Exercise directions: Reproduce the listing below in its entirety. Change nothing.

Excerpted data:
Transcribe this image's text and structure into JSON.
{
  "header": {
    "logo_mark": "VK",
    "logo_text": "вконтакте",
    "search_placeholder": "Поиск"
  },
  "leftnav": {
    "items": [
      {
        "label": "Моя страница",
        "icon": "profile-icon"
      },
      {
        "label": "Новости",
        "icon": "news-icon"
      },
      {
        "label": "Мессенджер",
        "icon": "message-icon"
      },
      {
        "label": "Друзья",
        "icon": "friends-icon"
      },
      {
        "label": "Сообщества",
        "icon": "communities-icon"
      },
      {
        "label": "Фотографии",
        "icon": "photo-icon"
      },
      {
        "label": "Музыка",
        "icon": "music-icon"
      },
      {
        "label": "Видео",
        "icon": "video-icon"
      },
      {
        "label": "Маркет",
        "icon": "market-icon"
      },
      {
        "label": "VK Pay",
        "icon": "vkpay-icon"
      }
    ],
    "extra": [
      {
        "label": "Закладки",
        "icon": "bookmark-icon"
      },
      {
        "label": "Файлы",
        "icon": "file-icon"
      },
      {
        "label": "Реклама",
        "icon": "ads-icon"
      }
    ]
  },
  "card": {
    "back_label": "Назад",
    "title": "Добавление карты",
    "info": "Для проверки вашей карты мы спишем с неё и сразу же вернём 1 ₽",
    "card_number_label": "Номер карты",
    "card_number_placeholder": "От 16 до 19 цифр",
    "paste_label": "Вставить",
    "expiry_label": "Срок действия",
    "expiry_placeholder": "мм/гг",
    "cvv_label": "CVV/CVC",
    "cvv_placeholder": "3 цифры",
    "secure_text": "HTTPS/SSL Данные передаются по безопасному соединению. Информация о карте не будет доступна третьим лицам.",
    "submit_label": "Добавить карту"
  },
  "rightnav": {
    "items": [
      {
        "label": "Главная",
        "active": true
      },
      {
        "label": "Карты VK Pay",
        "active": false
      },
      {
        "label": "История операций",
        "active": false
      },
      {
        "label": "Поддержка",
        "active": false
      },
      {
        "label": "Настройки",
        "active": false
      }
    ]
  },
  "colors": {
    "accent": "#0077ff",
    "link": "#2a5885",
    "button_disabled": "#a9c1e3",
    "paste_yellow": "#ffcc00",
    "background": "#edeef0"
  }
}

Result for this exercise:
Transcribe this image's text and structure into JSON.
{
  "header": {
    "logo_mark": "VK",
    "logo_text": "вконтакте",
    "search_placeholder": "Поиск"
  },
  "leftnav": {
    "items": [
      {
        "label": "Моя страница",
        "icon": "profile-icon"
      },
      {
        "label": "Новости",
        "icon": "news-icon"
      },
      {
        "label": "Мессенджер",
        "icon": "message-icon"
      },
      {
        "label": "Друзья",
        "icon": "friends-icon"
      },
      {
        "label": "Сообщества",
        "icon": "communities-icon"
      },
      {
        "label": "Фотографии",
        "icon": "photo-icon"
      },
      {
        "label": "Музыка",
        "icon": "music-icon"
      },
      {
        "label": "Видео",
        "icon": "video-icon"
      },
      {
        "label": "Маркет",
        "icon": "market-icon"
      },
      {
        "label": "VK Pay",
        "icon": "vkpay-icon"
      }
    ],
    "extra": [
      {
        "label": "Закладки",
        "icon": "bookmark-icon"
      },
      {
        "label": "Файлы",
        "icon": "file-icon"
      },
      {
        "label": "Реклама",
        "icon": "ads-icon"
      }
    ]
  },
  "card": {
    "back_label": "Назад",
    "title": "Добавление карты",
    "info": "Для проверки вашей карты мы спишем с неё и сразу же вернём 1 ₽",
    "card_number_label": "Номер карты",
    "card_number_placeholder": "От 16 до 19 цифр",
    "paste_label": "Вставить",
    "expiry_label": "Срок действия",
    "expiry_placeholder": "мм/гг",
    "cvv_label": "CVV/CVC",
    "cvv_placeholder": "3 цифры",
    "secure_text": "HTTPS/SSL Данные передаются по безопасному соединению. Информация о карте не будет доступна третьим лицам.",
    "submit_label": "Добавить карту"
  },
  "rightnav": {
    "items": [
      {
        "label": "Главная",
        "active": true
      },
      {
        "label": "Карты VK Pay",
        "active": false
      },
      {
        "label": "История операций",
        "active": false
      },
      {
        "label": "Поддержка",
        "active": false
      },
      {
        "label": "Настройки",
        "active": false
      }
    ]
  },
  "colors": {
    "accent": "#0077ff",
    "link": "#2a5885",
    "button_disabled": "#a9c1e3",
    "paste_yellow": "#ffcc00",
    "background": "#edeef0"
  }
}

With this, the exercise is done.